> [Work to complete] An exact copy of every record is needed.

> [Entries]
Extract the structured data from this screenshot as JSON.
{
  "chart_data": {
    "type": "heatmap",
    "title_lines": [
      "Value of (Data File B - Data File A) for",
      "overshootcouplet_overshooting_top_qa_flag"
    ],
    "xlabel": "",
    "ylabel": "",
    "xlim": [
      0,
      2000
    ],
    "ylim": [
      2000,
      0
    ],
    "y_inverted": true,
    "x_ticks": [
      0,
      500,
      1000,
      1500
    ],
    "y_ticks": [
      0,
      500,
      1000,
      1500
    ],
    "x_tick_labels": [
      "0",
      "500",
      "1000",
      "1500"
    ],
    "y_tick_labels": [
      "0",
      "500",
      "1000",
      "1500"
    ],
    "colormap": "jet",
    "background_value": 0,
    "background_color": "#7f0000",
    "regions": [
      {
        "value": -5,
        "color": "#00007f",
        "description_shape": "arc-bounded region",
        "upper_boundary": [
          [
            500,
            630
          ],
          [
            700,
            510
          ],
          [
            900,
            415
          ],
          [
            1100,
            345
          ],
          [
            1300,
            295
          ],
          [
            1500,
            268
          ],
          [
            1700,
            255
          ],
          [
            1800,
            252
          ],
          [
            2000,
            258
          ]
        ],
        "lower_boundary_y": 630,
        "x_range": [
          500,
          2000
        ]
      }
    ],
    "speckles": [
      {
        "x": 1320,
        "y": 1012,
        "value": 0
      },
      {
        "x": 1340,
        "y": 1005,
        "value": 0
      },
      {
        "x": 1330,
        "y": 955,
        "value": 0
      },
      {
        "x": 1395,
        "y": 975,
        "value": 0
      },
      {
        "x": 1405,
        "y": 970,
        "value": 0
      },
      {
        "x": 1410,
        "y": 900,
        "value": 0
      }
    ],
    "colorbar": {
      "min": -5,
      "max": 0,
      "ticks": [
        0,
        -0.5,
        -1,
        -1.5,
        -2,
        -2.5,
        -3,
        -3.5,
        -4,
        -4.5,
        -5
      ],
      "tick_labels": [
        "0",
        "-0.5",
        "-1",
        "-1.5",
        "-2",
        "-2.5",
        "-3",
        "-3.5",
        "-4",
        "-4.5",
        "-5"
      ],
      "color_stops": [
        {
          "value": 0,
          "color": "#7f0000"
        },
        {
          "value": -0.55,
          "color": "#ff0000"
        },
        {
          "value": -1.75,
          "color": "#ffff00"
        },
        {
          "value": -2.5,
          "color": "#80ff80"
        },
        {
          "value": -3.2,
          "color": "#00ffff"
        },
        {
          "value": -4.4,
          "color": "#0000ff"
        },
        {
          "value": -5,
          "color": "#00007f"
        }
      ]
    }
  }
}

> [The response]
Extract the structured data from this screenshot as JSON.
{
  "chart_data": {
    "type": "heatmap",
    "title_lines": [
      "Value of (Data File B - Data File A) for",
      "overshootcouplet_overshooting_top_qa_flag"
    ],
    "xlabel": "",
    "ylabel": "",
    "xlim": [
      0,
      2000
    ],
    "ylim": [
      2000,
      0
    ],
    "y_inverted": true,
    "x_ticks": [
      0,
      500,
      1000,
      1500
    ],
    "y_ticks": [
      0,
      500,
      1000,
      1500
    ],
    "x_tick_labels": [
      "0",
      "500",
      "1000",
      "1500"
    ],
    "y_tick_labels": [
      "0",
      "500",
      "1000",
      "1500"
    ],
    "colormap": "jet",
    "background_value": 0,
    "background_color": "#7f0000",
    "regions": [
      {
        "value": -5,
        "color": "#00007f",
        "description_shape": "arc-bounded region",
        "upper_boundary": [
          [
            500,
            630
          ],
          [
            700,
            510
          ],
          [
            900,
            415
          ],
          [
            1100,
            345
          ],
          [
            1300,
            295
          ],
          [
            1500,
            268
          ],
          [
            1700,
            255
          ],
          [
            1800,
            252
          ],
          [
            2000,
            258
          ]
        ],
        "lower_boundary_y": 630,
        "x_range": [
          500,
          2000
        ]
      }
    ],
    "speckles": [
      {
        "x": 1320,
        "y": 1012,
        "value": 0
      },
      {
        "x": 1340,
        "y": 1005,
        "value": 0
      },
      {
        "x": 1330,
        "y": 955,
        "value": 0
      },
      {
        "x": 1395,
        "y": 975,
        "value": 0
      },
      {
        "x": 1405,
        "y": 970,
        "value": 0
      },
      {
        "x": 1410,
        "y": 900,
        "value": 0
      }
    ],
    "colorbar": {
      "min": -5,
      "max": 0,
      "ticks": [
        0,
        -0.5,
        -1,
        -1.5,
        -2,
        -2.5,
        -3,
        -3.5,
        -4,
        -4.5,
        -5
      ],
      "tick_labels": [
        "0",
        "-0.5",
        "-1",
        "-1.5",
        "-2",
        "-2.5",
        "-3",
        "-3.5",
        "-4",
        "-4.5",
        "-5"
      ],
      "color_stops": [
        {
          "value": 0,
          "color": "#7f0000"
        },
        {
          "value": -0.55,
          "color": "#ff0000"
        },
        {
          "value": -1.75,
          "color": "#ffff00"
        },
        {
          "value": -2.5,
          "color": "#80ff80"
        },
        {
          "value": -3.2,
          "color": "#00ffff"
        },
        {
          "value": -4.4,
          "color": "#0000ff"
        },
        {
          "value": -5,
          "color": "#00007f"
        }
      ]
    }
  }
}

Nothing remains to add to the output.